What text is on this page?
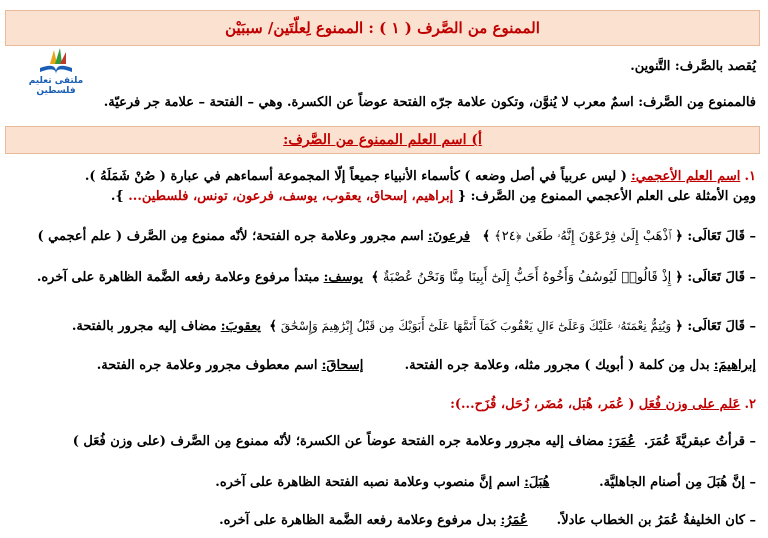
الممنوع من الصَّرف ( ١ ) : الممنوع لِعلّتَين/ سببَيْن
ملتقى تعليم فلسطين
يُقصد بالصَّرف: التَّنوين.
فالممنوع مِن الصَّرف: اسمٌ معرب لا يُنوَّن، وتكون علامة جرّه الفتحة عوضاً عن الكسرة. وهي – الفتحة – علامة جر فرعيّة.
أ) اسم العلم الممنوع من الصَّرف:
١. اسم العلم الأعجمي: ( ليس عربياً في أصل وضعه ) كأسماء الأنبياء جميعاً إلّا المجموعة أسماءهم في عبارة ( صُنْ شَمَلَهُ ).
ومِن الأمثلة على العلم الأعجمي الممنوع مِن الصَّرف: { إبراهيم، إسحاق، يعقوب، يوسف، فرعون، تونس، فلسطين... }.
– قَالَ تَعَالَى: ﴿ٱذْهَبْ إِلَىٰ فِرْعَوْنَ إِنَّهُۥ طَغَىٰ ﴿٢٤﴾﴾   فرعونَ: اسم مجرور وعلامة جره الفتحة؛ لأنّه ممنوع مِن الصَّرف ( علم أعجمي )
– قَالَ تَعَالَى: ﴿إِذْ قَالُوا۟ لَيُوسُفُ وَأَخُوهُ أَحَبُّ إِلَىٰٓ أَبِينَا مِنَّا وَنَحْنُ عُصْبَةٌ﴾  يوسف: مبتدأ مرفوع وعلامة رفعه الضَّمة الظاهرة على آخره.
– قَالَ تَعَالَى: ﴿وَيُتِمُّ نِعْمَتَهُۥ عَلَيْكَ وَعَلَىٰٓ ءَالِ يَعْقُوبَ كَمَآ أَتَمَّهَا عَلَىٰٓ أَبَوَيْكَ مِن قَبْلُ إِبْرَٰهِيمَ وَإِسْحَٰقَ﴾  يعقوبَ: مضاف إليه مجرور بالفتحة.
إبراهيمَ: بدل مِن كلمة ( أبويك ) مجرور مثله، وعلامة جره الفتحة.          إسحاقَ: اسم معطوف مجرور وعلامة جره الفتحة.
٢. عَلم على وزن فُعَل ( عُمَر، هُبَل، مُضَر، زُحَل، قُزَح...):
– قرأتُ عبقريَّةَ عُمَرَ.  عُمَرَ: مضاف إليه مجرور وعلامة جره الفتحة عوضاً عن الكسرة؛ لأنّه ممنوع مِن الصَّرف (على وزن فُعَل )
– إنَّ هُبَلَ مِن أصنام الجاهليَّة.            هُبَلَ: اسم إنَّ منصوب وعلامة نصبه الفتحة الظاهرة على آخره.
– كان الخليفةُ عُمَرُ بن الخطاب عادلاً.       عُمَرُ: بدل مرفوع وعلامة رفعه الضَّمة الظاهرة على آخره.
——
- **Required task**:
Write out the full set of lines verbatim, without the pictures.

- **Answer**:
What text is on this page?
الممنوع من الصَّرف ( ١ ) : الممنوع لِعلّتَين/ سببَيْن
ملتقى تعليم فلسطين
يُقصد بالصَّرف: التَّنوين.
فالممنوع مِن الصَّرف: اسمٌ معرب لا يُنوَّن، وتكون علامة جرّه الفتحة عوضاً عن الكسرة. وهي – الفتحة – علامة جر فرعيّة.
أ) اسم العلم الممنوع من الصَّرف:
١. اسم العلم الأعجمي: ( ليس عربياً في أصل وضعه ) كأسماء الأنبياء جميعاً إلّا المجموعة أسماءهم في عبارة ( صُنْ شَمَلَهُ ).
ومِن الأمثلة على العلم الأعجمي الممنوع مِن الصَّرف: { إبراهيم، إسحاق، يعقوب، يوسف، فرعون، تونس، فلسطين... }.
– قَالَ تَعَالَى: ﴿ٱذْهَبْ إِلَىٰ فِرْعَوْنَ إِنَّهُۥ طَغَىٰ ﴿٢٤﴾﴾   فرعونَ: اسم مجرور وعلامة جره الفتحة؛ لأنّه ممنوع مِن الصَّرف ( علم أعجمي )
– قَالَ تَعَالَى: ﴿إِذْ قَالُوا۟ لَيُوسُفُ وَأَخُوهُ أَحَبُّ إِلَىٰٓ أَبِينَا مِنَّا وَنَحْنُ عُصْبَةٌ﴾  يوسف: مبتدأ مرفوع وعلامة رفعه الضَّمة الظاهرة على آخره.
– قَالَ تَعَالَى: ﴿وَيُتِمُّ نِعْمَتَهُۥ عَلَيْكَ وَعَلَىٰٓ ءَالِ يَعْقُوبَ كَمَآ أَتَمَّهَا عَلَىٰٓ أَبَوَيْكَ مِن قَبْلُ إِبْرَٰهِيمَ وَإِسْحَٰقَ﴾  يعقوبَ: مضاف إليه مجرور بالفتحة.
إبراهيمَ: بدل مِن كلمة ( أبويك ) مجرور مثله، وعلامة جره الفتحة.          إسحاقَ: اسم معطوف مجرور وعلامة جره الفتحة.
٢. عَلم على وزن فُعَل ( عُمَر، هُبَل، مُضَر، زُحَل، قُزَح...):
– قرأتُ عبقريَّةَ عُمَرَ.  عُمَرَ: مضاف إليه مجرور وعلامة جره الفتحة عوضاً عن الكسرة؛ لأنّه ممنوع مِن الصَّرف (على وزن فُعَل )
– إنَّ هُبَلَ مِن أصنام الجاهليَّة.            هُبَلَ: اسم إنَّ منصوب وعلامة نصبه الفتحة الظاهرة على آخره.
– كان الخليفةُ عُمَرُ بن الخطاب عادلاً.       عُمَرُ: بدل مرفوع وعلامة رفعه الضَّمة الظاهرة على آخره.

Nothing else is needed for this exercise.